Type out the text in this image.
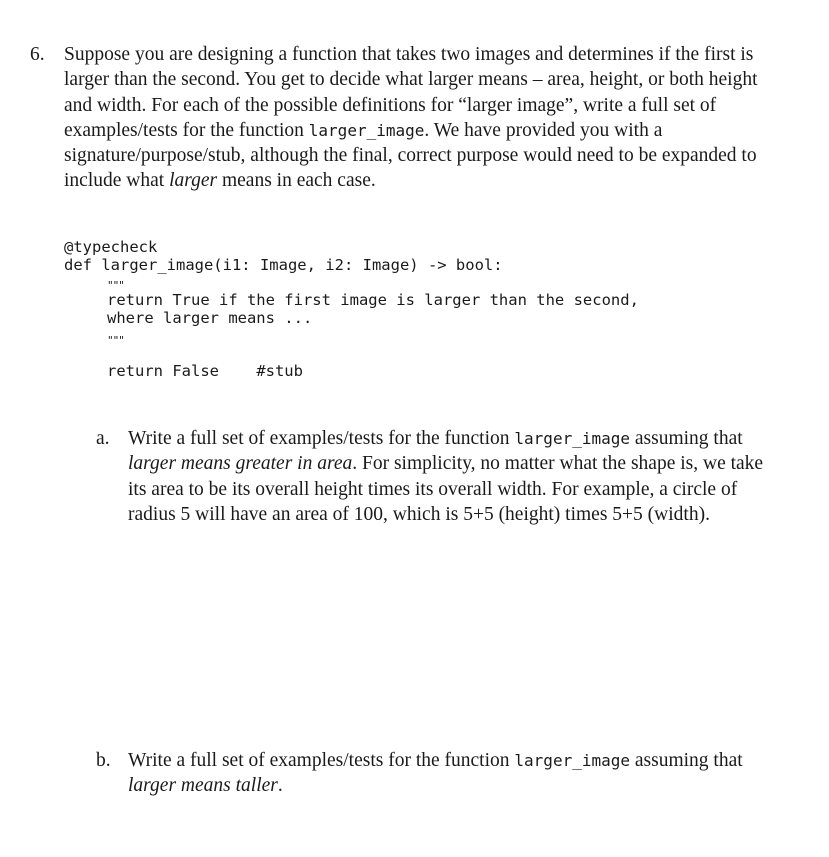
6. Suppose you are designing a function that takes two images and determines if the first is larger than the second. You get to decide what larger means – area, height, or both height and width. For each of the possible definitions for “larger image”, write a full set of examples/tests for the function larger_image. We have provided you with a signature/purpose/stub, although the final, correct purpose would need to be expanded to include what larger means in each case.
@typecheck
def larger_image(i1: Image, i2: Image) -> bool:
"""
return True if the first image is larger than the second,
where larger means ...
"""
return False #stub
a. Write a full set of examples/tests for the function larger_image assuming that larger means greater in area. For simplicity, no matter what the shape is, we take its area to be its overall height times its overall width. For example, a circle of radius 5 will have an area of 100, which is 5+5 (height) times 5+5 (width).
b. Write a full set of examples/tests for the function larger_image assuming that larger means taller.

Objective:
Check every line for "return" and show the ones that have it.

Task result:
return True if the first image is larger than the second,
return False #stub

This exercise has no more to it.